• EXERCISE BRIEF:
Pull out every line with the word "Employee".

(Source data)

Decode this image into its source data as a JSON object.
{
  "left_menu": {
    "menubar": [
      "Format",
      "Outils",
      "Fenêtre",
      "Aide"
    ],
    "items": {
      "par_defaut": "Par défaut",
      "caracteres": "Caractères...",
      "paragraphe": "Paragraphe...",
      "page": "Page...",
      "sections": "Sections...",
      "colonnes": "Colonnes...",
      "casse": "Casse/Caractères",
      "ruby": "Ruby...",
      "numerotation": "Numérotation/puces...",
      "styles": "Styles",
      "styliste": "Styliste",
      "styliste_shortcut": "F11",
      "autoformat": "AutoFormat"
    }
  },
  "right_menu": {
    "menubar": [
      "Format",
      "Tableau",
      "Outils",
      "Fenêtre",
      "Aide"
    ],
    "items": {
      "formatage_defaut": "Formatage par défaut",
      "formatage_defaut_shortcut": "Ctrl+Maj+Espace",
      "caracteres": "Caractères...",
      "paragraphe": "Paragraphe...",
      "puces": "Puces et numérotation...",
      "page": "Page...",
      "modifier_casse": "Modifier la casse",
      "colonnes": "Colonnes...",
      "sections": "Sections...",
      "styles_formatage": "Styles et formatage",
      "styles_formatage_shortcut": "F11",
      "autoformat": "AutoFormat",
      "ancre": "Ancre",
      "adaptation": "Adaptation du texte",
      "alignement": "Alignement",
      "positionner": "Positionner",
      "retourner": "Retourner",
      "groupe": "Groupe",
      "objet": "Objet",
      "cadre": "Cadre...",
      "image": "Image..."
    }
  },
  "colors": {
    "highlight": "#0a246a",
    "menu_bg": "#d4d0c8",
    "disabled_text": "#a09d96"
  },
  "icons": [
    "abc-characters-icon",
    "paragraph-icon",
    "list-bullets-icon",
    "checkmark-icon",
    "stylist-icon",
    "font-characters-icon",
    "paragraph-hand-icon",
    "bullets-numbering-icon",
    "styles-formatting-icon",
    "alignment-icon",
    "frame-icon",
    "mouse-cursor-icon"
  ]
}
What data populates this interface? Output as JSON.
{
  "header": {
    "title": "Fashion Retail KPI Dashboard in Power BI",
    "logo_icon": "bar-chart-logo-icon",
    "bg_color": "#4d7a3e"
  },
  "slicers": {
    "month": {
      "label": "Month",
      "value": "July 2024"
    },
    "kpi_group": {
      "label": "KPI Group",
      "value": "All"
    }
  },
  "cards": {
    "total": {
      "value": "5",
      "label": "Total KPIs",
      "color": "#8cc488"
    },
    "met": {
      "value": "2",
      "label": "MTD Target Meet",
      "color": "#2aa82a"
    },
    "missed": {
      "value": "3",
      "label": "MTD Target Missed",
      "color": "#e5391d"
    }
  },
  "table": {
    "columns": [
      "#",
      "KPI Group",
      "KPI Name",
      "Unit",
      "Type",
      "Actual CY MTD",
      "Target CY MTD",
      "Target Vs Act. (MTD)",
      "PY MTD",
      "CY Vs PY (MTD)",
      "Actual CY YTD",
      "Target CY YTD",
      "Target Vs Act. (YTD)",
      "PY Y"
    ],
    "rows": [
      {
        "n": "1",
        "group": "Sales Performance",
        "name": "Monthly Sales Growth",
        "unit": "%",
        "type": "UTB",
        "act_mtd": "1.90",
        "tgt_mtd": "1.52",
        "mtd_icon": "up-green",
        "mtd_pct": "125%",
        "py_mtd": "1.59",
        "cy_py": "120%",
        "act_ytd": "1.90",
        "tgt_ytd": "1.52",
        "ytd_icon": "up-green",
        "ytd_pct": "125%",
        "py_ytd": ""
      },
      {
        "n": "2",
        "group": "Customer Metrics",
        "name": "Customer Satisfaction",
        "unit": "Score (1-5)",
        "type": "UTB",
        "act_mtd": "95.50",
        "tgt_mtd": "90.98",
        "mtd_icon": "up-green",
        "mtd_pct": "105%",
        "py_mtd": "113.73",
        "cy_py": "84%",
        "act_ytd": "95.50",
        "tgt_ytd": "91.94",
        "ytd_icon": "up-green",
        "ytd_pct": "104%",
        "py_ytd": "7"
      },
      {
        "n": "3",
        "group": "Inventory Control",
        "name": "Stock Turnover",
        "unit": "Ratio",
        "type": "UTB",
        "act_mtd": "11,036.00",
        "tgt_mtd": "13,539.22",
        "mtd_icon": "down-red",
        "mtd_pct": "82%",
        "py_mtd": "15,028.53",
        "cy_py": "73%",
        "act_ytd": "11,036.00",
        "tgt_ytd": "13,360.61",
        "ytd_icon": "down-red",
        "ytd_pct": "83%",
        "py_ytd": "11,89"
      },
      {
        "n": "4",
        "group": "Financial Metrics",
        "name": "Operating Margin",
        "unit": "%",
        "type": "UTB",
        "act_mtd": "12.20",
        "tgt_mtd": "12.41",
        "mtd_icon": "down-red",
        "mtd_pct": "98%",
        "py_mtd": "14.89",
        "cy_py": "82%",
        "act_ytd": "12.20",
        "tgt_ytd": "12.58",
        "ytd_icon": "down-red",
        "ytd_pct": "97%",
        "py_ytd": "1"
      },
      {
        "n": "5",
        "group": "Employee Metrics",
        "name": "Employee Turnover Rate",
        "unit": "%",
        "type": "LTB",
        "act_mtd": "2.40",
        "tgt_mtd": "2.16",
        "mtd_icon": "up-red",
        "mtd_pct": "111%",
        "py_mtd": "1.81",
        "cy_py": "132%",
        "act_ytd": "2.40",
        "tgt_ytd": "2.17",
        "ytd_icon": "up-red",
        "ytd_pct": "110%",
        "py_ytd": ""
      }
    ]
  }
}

• ANSWER TO THE TASK:
        "group": "Employee Metrics",
        "name": "Employee Turnover Rate",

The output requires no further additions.